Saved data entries
══════════
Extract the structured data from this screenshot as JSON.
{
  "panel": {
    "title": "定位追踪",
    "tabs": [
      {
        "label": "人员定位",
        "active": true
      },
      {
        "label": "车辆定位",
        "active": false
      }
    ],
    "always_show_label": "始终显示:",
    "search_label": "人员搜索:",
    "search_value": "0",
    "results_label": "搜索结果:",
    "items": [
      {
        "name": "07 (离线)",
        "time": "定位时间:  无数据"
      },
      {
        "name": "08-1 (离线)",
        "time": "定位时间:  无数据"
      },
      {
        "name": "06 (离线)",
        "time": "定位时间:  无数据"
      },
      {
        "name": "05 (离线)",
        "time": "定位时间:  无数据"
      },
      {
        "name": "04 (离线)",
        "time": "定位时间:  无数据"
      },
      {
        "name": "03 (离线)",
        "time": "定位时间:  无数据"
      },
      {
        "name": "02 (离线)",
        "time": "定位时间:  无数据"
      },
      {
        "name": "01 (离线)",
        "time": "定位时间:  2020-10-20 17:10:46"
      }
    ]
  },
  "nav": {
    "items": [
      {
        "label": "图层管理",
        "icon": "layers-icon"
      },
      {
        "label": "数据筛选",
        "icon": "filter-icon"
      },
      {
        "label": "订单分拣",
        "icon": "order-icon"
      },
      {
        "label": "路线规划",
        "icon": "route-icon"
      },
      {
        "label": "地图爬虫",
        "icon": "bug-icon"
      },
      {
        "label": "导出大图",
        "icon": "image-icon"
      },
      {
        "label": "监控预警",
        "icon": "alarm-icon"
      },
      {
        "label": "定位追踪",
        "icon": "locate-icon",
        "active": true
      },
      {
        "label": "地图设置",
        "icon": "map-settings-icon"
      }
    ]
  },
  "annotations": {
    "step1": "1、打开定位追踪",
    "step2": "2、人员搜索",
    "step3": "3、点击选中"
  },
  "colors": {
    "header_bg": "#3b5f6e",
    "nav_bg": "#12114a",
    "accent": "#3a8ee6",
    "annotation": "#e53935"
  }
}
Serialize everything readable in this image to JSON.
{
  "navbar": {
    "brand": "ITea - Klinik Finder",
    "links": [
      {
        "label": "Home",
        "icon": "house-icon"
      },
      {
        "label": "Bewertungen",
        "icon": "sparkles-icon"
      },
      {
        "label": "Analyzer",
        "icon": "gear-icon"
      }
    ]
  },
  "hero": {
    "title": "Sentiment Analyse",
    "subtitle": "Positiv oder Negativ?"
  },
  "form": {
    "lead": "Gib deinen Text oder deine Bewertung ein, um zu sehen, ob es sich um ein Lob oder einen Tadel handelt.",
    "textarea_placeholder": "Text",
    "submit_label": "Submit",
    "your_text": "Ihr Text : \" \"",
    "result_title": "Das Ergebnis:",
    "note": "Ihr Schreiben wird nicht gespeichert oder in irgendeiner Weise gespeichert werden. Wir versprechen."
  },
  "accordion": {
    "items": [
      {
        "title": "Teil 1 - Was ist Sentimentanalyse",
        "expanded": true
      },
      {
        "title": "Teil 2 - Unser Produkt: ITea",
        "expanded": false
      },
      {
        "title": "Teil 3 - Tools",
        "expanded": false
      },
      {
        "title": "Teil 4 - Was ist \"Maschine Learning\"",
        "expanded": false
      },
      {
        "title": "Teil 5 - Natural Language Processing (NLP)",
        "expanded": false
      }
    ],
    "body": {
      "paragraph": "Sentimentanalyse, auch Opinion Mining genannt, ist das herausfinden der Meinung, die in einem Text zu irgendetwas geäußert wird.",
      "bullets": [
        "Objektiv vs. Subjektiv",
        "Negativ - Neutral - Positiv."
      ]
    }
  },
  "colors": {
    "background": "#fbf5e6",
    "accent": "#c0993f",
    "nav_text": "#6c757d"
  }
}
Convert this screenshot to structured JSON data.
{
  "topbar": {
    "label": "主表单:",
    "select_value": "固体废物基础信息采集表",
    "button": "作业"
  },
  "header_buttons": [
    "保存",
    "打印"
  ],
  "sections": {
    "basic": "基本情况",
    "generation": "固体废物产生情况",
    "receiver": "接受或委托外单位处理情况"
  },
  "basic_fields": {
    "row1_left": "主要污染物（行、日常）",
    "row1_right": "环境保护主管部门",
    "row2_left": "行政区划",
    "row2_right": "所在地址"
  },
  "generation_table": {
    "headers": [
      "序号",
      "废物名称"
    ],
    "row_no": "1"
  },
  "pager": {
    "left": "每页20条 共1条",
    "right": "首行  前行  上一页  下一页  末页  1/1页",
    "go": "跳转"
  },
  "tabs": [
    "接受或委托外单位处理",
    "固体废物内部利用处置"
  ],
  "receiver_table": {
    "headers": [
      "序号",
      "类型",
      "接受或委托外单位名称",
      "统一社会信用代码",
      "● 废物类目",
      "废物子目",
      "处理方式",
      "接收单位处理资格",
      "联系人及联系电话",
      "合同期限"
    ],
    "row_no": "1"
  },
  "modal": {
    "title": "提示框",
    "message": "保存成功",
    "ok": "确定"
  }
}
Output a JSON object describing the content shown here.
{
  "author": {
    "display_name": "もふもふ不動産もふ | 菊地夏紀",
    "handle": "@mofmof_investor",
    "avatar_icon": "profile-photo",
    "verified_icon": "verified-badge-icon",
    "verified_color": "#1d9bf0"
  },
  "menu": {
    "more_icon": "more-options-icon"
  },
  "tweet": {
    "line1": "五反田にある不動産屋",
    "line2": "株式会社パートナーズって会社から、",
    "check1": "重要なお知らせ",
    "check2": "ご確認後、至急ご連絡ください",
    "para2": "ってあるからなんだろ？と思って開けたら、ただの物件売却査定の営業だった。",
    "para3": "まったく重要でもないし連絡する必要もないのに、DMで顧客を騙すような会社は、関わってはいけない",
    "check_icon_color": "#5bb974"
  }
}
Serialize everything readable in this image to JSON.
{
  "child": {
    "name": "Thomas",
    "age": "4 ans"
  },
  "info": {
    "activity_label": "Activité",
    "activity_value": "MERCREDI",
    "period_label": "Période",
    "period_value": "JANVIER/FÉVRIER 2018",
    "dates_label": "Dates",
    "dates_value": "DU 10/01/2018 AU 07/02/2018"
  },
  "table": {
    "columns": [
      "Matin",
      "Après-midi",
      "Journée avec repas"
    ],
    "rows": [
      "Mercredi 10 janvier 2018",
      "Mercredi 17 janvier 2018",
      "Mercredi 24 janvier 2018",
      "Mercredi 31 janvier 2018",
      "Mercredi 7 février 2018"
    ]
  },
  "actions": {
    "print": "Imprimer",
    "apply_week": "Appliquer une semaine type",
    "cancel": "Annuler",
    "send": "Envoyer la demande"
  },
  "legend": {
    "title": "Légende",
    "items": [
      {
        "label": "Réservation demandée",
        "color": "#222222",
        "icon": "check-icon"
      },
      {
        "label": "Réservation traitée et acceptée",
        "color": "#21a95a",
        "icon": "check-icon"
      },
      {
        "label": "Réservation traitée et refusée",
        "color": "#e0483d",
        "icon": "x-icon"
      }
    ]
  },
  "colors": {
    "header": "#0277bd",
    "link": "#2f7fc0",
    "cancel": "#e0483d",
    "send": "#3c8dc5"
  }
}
══════════
The problem: Nothing in the data may differ; print all of it exactly as written.

Complete answer:
Extract the structured data from this screenshot as JSON.
{
  "panel": {
    "title": "定位追踪",
    "tabs": [
      {
        "label": "人员定位",
        "active": true
      },
      {
        "label": "车辆定位",
        "active": false
      }
    ],
    "always_show_label": "始终显示:",
    "search_label": "人员搜索:",
    "search_value": "0",
    "results_label": "搜索结果:",
    "items": [
      {
        "name": "07 (离线)",
        "time": "定位时间:  无数据"
      },
      {
        "name": "08-1 (离线)",
        "time": "定位时间:  无数据"
      },
      {
        "name": "06 (离线)",
        "time": "定位时间:  无数据"
      },
      {
        "name": "05 (离线)",
        "time": "定位时间:  无数据"
      },
      {
        "name": "04 (离线)",
        "time": "定位时间:  无数据"
      },
      {
        "name": "03 (离线)",
        "time": "定位时间:  无数据"
      },
      {
        "name": "02 (离线)",
        "time": "定位时间:  无数据"
      },
      {
        "name": "01 (离线)",
        "time": "定位时间:  2020-10-20 17:10:46"
      }
    ]
  },
  "nav": {
    "items": [
      {
        "label": "图层管理",
        "icon": "layers-icon"
      },
      {
        "label": "数据筛选",
        "icon": "filter-icon"
      },
      {
        "label": "订单分拣",
        "icon": "order-icon"
      },
      {
        "label": "路线规划",
        "icon": "route-icon"
      },
      {
        "label": "地图爬虫",
        "icon": "bug-icon"
      },
      {
        "label": "导出大图",
        "icon": "image-icon"
      },
      {
        "label": "监控预警",
        "icon": "alarm-icon"
      },
      {
        "label": "定位追踪",
        "icon": "locate-icon",
        "active": true
      },
      {
        "label": "地图设置",
        "icon": "map-settings-icon"
      }
    ]
  },
  "annotations": {
    "step1": "1、打开定位追踪",
    "step2": "2、人员搜索",
    "step3": "3、点击选中"
  },
  "colors": {
    "header_bg": "#3b5f6e",
    "nav_bg": "#12114a",
    "accent": "#3a8ee6",
    "annotation": "#e53935"
  }
}
Serialize everything readable in this image to JSON.
{
  "navbar": {
    "brand": "ITea - Klinik Finder",
    "links": [
      {
        "label": "Home",
        "icon": "house-icon"
      },
      {
        "label": "Bewertungen",
        "icon": "sparkles-icon"
      },
      {
        "label": "Analyzer",
        "icon": "gear-icon"
      }
    ]
  },
  "hero": {
    "title": "Sentiment Analyse",
    "subtitle": "Positiv oder Negativ?"
  },
  "form": {
    "lead": "Gib deinen Text oder deine Bewertung ein, um zu sehen, ob es sich um ein Lob oder einen Tadel handelt.",
    "textarea_placeholder": "Text",
    "submit_label": "Submit",
    "your_text": "Ihr Text : \" \"",
    "result_title": "Das Ergebnis:",
    "note": "Ihr Schreiben wird nicht gespeichert oder in irgendeiner Weise gespeichert werden. Wir versprechen."
  },
  "accordion": {
    "items": [
      {
        "title": "Teil 1 - Was ist Sentimentanalyse",
        "expanded": true
      },
      {
        "title": "Teil 2 - Unser Produkt: ITea",
        "expanded": false
      },
      {
        "title": "Teil 3 - Tools",
        "expanded": false
      },
      {
        "title": "Teil 4 - Was ist \"Maschine Learning\"",
        "expanded": false
      },
      {
        "title": "Teil 5 - Natural Language Processing (NLP)",
        "expanded": false
      }
    ],
    "body": {
      "paragraph": "Sentimentanalyse, auch Opinion Mining genannt, ist das herausfinden der Meinung, die in einem Text zu irgendetwas geäußert wird.",
      "bullets": [
        "Objektiv vs. Subjektiv",
        "Negativ - Neutral - Positiv."
      ]
    }
  },
  "colors": {
    "background": "#fbf5e6",
    "accent": "#c0993f",
    "nav_text": "#6c757d"
  }
}
Convert this screenshot to structured JSON data.
{
  "topbar": {
    "label": "主表单:",
    "select_value": "固体废物基础信息采集表",
    "button": "作业"
  },
  "header_buttons": [
    "保存",
    "打印"
  ],
  "sections": {
    "basic": "基本情况",
    "generation": "固体废物产生情况",
    "receiver": "接受或委托外单位处理情况"
  },
  "basic_fields": {
    "row1_left": "主要污染物（行、日常）",
    "row1_right": "环境保护主管部门",
    "row2_left": "行政区划",
    "row2_right": "所在地址"
  },
  "generation_table": {
    "headers": [
      "序号",
      "废物名称"
    ],
    "row_no": "1"
  },
  "pager": {
    "left": "每页20条 共1条",
    "right": "首行  前行  上一页  下一页  末页  1/1页",
    "go": "跳转"
  },
  "tabs": [
    "接受或委托外单位处理",
    "固体废物内部利用处置"
  ],
  "receiver_table": {
    "headers": [
      "序号",
      "类型",
      "接受或委托外单位名称",
      "统一社会信用代码",
      "● 废物类目",
      "废物子目",
      "处理方式",
      "接收单位处理资格",
      "联系人及联系电话",
      "合同期限"
    ],
    "row_no": "1"
  },
  "modal": {
    "title": "提示框",
    "message": "保存成功",
    "ok": "确定"
  }
}
Output a JSON object describing the content shown here.
{
  "author": {
    "display_name": "もふもふ不動産もふ | 菊地夏紀",
    "handle": "@mofmof_investor",
    "avatar_icon": "profile-photo",
    "verified_icon": "verified-badge-icon",
    "verified_color": "#1d9bf0"
  },
  "menu": {
    "more_icon": "more-options-icon"
  },
  "tweet": {
    "line1": "五反田にある不動産屋",
    "line2": "株式会社パートナーズって会社から、",
    "check1": "重要なお知らせ",
    "check2": "ご確認後、至急ご連絡ください",
    "para2": "ってあるからなんだろ？と思って開けたら、ただの物件売却査定の営業だった。",
    "para3": "まったく重要でもないし連絡する必要もないのに、DMで顧客を騙すような会社は、関わってはいけない",
    "check_icon_color": "#5bb974"
  }
}
Serialize everything readable in this image to JSON.
{
  "child": {
    "name": "Thomas",
    "age": "4 ans"
  },
  "info": {
    "activity_label": "Activité",
    "activity_value": "MERCREDI",
    "period_label": "Période",
    "period_value": "JANVIER/FÉVRIER 2018",
    "dates_label": "Dates",
    "dates_value": "DU 10/01/2018 AU 07/02/2018"
  },
  "table": {
    "columns": [
      "Matin",
      "Après-midi",
      "Journée avec repas"
    ],
    "rows": [
      "Mercredi 10 janvier 2018",
      "Mercredi 17 janvier 2018",
      "Mercredi 24 janvier 2018",
      "Mercredi 31 janvier 2018",
      "Mercredi 7 février 2018"
    ]
  },
  "actions": {
    "print": "Imprimer",
    "apply_week": "Appliquer une semaine type",
    "cancel": "Annuler",
    "send": "Envoyer la demande"
  },
  "legend": {
    "title": "Légende",
    "items": [
      {
        "label": "Réservation demandée",
        "color": "#222222",
        "icon": "check-icon"
      },
      {
        "label": "Réservation traitée et acceptée",
        "color": "#21a95a",
        "icon": "check-icon"
      },
      {
        "label": "Réservation traitée et refusée",
        "color": "#e0483d",
        "icon": "x-icon"
      }
    ]
  },
  "colors": {
    "header": "#0277bd",
    "link": "#2f7fc0",
    "cancel": "#e0483d",
    "send": "#3c8dc5"
  }
}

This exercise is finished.